● **Problem**
Please filter the entries and return only the lines that include "Laser".

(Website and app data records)
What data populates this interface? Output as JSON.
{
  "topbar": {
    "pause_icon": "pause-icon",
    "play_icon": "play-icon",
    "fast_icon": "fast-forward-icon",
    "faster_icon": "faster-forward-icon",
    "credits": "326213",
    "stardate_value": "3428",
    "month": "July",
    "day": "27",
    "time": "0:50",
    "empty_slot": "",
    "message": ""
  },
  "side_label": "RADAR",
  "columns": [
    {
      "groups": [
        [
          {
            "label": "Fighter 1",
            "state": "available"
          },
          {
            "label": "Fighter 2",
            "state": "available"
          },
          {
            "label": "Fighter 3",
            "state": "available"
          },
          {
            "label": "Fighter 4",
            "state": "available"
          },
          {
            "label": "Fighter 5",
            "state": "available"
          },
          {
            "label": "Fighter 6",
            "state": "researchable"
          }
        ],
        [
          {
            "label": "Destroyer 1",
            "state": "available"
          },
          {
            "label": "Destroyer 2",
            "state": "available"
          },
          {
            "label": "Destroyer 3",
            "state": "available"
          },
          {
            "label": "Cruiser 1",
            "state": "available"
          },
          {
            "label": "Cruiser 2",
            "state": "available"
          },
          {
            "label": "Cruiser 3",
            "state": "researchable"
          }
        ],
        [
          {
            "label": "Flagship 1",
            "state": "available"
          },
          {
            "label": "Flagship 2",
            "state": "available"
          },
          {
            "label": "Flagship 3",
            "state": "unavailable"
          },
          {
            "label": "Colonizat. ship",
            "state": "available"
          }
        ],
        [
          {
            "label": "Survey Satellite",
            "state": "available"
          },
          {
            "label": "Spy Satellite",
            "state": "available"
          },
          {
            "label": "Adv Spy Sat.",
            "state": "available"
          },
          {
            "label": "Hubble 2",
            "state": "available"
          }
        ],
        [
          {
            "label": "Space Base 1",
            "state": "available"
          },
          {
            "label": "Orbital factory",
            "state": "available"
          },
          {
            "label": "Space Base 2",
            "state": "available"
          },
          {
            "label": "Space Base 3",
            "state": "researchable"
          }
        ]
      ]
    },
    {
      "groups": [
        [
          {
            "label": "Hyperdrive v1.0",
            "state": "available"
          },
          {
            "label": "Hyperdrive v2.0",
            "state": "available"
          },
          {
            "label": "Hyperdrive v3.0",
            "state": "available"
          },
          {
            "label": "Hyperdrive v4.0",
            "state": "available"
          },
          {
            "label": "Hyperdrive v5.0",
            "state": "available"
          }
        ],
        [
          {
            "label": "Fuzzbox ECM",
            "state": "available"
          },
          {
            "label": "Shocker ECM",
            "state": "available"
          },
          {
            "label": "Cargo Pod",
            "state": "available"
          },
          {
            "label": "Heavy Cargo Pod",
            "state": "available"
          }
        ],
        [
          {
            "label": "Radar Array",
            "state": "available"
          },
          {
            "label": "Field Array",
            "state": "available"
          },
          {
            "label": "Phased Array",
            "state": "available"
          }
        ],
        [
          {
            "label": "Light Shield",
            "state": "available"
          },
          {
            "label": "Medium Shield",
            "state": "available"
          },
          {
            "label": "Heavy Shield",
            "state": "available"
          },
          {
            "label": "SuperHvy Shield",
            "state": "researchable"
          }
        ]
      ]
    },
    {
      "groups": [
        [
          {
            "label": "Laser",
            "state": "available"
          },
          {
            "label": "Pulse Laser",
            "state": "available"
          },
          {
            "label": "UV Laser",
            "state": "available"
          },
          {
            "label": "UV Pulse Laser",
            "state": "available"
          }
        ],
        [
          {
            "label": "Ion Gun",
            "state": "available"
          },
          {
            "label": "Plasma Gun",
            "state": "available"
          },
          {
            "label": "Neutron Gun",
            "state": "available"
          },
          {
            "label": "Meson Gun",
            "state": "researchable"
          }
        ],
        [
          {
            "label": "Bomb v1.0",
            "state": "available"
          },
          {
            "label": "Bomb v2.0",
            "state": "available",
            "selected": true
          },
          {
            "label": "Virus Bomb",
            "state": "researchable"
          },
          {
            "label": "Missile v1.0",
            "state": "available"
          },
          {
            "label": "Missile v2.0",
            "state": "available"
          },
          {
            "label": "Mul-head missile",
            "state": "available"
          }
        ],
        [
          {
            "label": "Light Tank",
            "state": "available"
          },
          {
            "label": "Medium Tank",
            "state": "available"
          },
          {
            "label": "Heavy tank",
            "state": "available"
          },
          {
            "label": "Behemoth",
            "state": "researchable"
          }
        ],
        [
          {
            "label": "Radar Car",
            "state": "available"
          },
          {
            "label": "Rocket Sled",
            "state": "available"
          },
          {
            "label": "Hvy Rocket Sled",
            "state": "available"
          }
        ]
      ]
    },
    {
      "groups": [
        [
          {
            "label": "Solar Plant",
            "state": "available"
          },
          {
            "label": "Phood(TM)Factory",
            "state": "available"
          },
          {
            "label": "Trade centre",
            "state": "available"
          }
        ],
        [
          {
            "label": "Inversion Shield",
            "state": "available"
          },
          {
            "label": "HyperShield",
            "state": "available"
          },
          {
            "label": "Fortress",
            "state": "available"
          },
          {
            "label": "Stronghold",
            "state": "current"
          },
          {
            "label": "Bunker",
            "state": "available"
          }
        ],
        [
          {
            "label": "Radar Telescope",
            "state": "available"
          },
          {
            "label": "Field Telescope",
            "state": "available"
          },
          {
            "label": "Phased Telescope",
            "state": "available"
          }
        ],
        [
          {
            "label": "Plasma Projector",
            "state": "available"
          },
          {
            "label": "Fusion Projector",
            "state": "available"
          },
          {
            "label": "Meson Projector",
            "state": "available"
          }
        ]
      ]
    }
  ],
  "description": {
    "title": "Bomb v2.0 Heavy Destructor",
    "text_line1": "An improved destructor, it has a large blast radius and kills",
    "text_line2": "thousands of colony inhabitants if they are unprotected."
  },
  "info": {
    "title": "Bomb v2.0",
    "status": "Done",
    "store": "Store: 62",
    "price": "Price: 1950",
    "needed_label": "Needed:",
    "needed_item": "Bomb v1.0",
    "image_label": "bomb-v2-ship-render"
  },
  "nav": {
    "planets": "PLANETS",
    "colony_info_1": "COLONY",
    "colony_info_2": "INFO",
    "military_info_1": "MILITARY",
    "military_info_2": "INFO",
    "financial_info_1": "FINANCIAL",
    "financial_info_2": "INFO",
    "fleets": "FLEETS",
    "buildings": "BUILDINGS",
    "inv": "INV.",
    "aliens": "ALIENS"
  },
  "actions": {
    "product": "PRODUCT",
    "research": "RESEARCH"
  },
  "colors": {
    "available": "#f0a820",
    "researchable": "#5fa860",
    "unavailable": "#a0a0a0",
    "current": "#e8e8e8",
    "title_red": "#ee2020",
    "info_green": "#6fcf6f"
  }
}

● **Your solution**
            "label": "Laser",
            "label": "Pulse Laser",
            "label": "UV Laser",
            "label": "UV Pulse Laser",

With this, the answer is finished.